Directions for this task:
Pull every line containing "them" out of the material below.

Extracted data:
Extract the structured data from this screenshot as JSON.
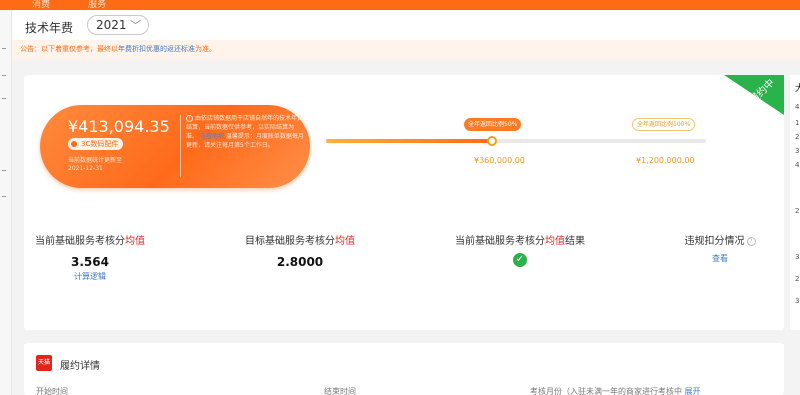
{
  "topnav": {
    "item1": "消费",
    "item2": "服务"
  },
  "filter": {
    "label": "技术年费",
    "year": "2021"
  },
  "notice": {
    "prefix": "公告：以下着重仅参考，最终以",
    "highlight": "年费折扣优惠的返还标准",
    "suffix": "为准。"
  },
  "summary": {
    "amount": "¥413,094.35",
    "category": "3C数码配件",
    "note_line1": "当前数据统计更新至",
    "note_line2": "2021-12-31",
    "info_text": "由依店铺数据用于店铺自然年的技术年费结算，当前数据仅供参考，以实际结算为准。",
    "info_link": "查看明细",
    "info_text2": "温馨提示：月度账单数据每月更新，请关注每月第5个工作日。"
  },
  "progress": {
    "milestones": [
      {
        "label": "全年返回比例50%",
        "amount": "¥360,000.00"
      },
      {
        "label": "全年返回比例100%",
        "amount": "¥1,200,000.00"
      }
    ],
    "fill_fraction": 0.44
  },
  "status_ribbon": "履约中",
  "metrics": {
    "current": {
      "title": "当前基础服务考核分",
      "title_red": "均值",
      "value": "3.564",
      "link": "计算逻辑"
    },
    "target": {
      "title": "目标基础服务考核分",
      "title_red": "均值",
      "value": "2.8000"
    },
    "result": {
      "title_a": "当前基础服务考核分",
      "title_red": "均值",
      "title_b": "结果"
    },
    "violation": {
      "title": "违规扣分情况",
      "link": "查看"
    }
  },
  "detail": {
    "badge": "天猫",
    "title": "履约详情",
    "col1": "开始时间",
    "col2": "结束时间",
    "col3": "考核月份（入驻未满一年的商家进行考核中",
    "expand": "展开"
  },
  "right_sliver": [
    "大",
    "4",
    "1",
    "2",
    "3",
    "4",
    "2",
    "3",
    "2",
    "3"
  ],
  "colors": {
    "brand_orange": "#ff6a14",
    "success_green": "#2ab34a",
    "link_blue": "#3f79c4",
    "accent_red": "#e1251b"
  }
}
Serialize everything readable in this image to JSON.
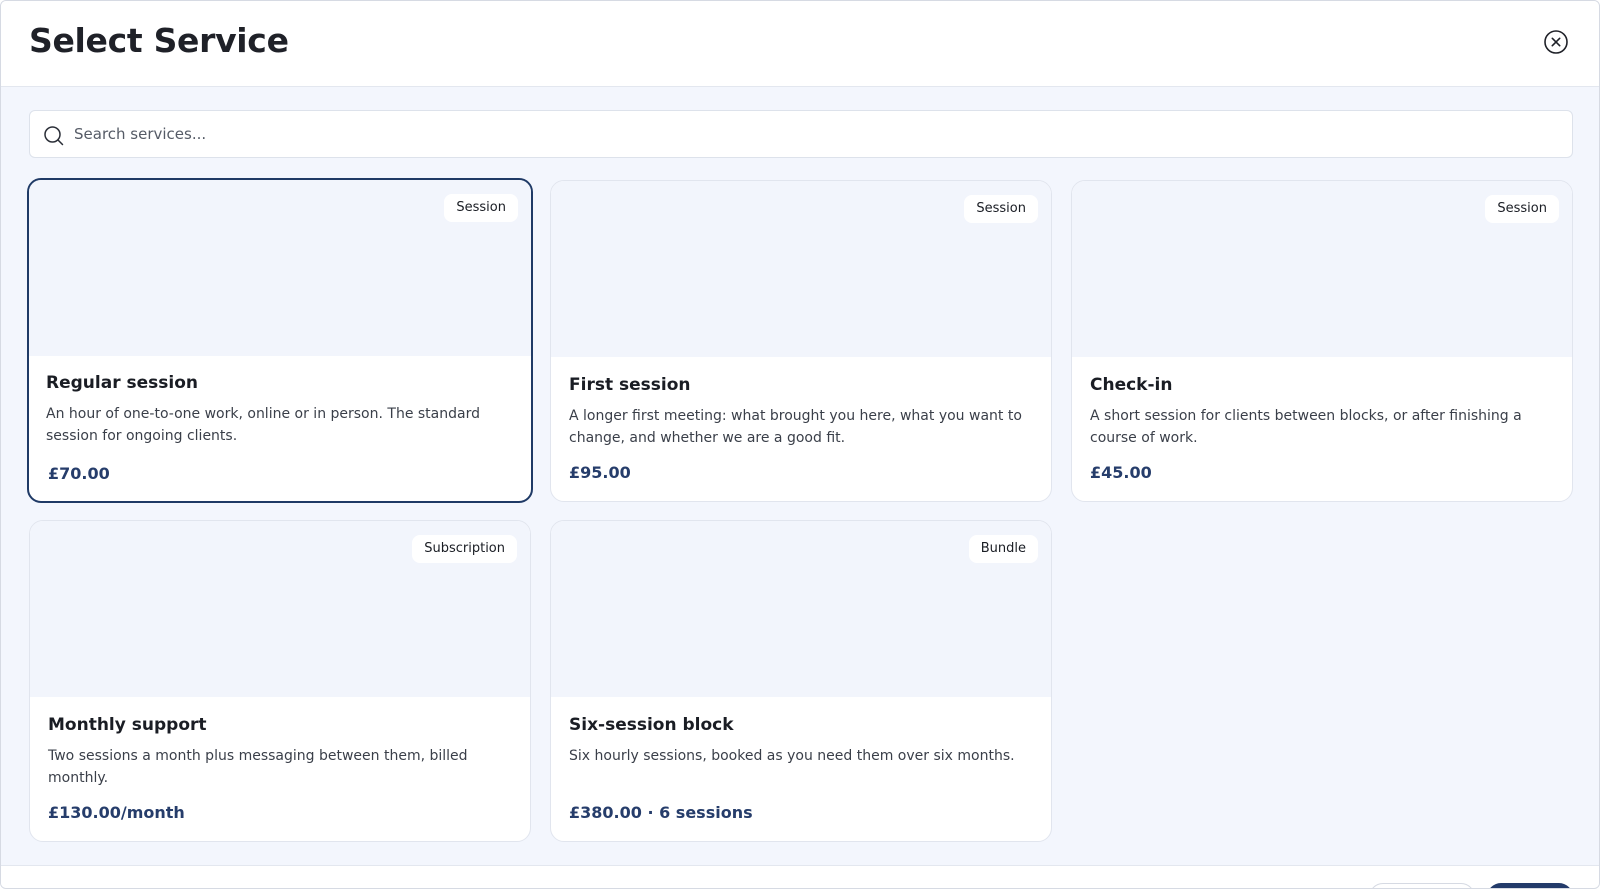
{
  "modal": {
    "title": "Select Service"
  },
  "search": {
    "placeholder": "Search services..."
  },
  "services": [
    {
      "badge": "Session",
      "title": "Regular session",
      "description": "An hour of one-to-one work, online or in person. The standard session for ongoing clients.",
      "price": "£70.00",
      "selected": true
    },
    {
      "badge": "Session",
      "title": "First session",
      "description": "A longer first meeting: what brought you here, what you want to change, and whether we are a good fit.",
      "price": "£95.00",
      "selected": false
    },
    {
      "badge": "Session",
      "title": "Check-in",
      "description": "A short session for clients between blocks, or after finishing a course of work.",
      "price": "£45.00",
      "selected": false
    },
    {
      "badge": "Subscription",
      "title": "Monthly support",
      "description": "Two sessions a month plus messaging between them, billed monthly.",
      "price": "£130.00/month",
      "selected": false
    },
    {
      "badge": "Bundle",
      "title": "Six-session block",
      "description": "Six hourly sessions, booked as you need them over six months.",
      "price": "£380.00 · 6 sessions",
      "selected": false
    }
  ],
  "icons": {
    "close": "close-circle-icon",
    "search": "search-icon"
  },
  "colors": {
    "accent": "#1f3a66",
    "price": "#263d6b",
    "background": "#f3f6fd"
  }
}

Complete answer:
      "description": "Two sessions a month plus messaging between them, billed monthly.",
      "description": "Six hourly sessions, booked as you need them over six months.",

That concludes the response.